- _WHAT NEEDS TO BE DONE_: Collect every line that includes the string "screenshot".

- _SOURCE RECORDS_:
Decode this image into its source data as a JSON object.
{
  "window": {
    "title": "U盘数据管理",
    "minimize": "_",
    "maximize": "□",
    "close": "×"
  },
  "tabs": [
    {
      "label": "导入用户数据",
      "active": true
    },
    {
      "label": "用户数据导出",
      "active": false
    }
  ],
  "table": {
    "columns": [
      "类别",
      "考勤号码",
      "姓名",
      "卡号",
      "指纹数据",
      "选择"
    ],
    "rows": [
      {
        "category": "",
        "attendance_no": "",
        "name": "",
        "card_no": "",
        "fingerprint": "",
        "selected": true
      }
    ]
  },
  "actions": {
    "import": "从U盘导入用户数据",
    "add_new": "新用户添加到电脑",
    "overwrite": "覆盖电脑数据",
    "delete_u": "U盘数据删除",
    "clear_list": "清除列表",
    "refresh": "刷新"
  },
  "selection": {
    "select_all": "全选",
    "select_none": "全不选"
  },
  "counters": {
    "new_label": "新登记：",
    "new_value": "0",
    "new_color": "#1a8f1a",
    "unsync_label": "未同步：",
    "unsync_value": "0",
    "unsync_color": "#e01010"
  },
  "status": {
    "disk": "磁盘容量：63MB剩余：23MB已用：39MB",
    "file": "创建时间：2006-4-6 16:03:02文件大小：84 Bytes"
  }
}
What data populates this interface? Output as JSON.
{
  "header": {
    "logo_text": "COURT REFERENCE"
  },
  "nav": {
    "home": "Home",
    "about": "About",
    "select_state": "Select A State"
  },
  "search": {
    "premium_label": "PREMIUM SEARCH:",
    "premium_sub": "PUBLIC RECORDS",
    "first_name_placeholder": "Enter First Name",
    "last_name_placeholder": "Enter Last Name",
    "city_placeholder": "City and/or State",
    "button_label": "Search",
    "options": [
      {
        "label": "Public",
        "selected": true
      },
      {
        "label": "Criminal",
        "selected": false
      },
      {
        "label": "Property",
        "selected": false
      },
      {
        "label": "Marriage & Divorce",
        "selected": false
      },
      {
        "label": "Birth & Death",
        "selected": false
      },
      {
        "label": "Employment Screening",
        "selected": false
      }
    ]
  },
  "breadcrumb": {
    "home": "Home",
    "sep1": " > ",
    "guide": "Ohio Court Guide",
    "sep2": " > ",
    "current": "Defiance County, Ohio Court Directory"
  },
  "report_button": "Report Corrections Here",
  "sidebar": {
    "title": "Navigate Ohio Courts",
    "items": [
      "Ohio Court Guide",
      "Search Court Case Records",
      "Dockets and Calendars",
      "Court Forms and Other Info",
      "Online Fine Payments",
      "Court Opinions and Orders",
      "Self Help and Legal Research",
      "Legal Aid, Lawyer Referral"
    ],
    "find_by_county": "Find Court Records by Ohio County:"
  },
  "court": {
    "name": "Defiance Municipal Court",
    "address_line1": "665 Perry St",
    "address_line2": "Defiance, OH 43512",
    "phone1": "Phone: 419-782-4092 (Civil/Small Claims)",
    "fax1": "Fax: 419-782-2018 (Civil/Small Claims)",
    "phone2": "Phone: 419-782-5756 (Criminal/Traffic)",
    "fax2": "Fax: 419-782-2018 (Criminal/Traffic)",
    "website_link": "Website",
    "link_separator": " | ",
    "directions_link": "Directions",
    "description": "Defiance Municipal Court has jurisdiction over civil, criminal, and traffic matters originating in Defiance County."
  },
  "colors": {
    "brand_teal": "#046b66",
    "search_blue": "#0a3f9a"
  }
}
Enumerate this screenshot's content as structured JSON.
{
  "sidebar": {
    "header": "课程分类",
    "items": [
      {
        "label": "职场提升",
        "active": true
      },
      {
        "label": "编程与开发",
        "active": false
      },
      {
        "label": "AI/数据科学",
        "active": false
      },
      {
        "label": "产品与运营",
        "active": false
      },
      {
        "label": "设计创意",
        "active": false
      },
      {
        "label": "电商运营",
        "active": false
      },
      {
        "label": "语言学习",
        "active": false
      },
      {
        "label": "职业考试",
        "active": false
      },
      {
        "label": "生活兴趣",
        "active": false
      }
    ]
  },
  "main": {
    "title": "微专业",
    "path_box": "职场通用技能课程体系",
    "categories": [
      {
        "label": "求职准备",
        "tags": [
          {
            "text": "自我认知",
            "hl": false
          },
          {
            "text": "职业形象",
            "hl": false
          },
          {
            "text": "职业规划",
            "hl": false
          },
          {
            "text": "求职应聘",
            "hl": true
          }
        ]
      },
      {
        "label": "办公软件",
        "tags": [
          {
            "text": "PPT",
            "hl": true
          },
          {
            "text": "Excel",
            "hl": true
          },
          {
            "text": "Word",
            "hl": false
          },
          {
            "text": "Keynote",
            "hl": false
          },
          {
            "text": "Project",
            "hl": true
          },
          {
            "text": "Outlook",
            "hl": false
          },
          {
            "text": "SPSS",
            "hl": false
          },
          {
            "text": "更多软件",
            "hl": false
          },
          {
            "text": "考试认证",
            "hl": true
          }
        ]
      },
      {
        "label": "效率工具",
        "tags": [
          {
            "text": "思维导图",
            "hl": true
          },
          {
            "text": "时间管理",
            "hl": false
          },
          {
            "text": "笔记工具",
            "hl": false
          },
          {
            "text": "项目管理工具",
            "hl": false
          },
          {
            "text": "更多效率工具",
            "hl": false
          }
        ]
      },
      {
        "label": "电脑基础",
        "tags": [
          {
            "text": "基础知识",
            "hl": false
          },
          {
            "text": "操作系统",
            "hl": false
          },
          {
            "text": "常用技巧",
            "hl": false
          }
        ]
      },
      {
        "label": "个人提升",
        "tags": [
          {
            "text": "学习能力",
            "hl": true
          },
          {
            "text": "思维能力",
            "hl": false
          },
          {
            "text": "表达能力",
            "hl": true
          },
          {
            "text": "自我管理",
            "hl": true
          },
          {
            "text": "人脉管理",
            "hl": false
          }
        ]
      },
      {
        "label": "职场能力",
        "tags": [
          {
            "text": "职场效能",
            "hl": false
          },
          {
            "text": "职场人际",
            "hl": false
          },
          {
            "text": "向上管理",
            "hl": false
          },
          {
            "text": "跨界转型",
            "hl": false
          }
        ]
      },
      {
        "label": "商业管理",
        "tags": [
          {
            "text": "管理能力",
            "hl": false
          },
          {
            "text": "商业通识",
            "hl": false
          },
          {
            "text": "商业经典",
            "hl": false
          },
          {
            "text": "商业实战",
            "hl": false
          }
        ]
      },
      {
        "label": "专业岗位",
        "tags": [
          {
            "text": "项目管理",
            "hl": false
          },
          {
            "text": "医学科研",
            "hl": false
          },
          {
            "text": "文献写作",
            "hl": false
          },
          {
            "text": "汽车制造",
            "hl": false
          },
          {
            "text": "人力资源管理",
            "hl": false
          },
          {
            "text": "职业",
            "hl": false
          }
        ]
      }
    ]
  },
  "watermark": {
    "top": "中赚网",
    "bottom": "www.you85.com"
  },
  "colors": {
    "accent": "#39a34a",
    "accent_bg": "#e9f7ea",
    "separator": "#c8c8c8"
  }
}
==
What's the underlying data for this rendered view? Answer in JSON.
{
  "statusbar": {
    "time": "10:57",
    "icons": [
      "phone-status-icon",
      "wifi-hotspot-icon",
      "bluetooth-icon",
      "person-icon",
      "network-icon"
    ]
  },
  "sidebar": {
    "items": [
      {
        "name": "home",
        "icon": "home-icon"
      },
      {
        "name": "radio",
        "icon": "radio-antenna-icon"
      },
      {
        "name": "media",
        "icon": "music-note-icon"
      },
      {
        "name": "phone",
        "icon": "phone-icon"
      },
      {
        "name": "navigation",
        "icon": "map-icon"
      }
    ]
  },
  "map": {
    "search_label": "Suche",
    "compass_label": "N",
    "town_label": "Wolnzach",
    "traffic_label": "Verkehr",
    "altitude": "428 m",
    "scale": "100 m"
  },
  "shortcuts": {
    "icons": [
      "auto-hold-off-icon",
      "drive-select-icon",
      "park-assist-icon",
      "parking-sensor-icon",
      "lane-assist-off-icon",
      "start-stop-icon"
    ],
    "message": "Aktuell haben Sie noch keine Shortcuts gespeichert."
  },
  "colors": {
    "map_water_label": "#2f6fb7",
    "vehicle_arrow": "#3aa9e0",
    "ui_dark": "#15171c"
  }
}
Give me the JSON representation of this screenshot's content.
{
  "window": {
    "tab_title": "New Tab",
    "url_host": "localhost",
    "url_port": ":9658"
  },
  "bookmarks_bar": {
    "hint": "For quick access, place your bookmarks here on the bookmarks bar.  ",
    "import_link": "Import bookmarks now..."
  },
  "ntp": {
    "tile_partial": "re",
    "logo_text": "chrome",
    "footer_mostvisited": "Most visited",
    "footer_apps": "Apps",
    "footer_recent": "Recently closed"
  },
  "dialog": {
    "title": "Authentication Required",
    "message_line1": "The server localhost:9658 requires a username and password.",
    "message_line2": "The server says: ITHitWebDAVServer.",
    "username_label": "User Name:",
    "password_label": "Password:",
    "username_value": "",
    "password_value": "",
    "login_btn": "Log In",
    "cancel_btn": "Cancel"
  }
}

- _ANSWER TO THIS TASK_:
Enumerate this screenshot's content as structured JSON.
Give me the JSON representation of this screenshot's content.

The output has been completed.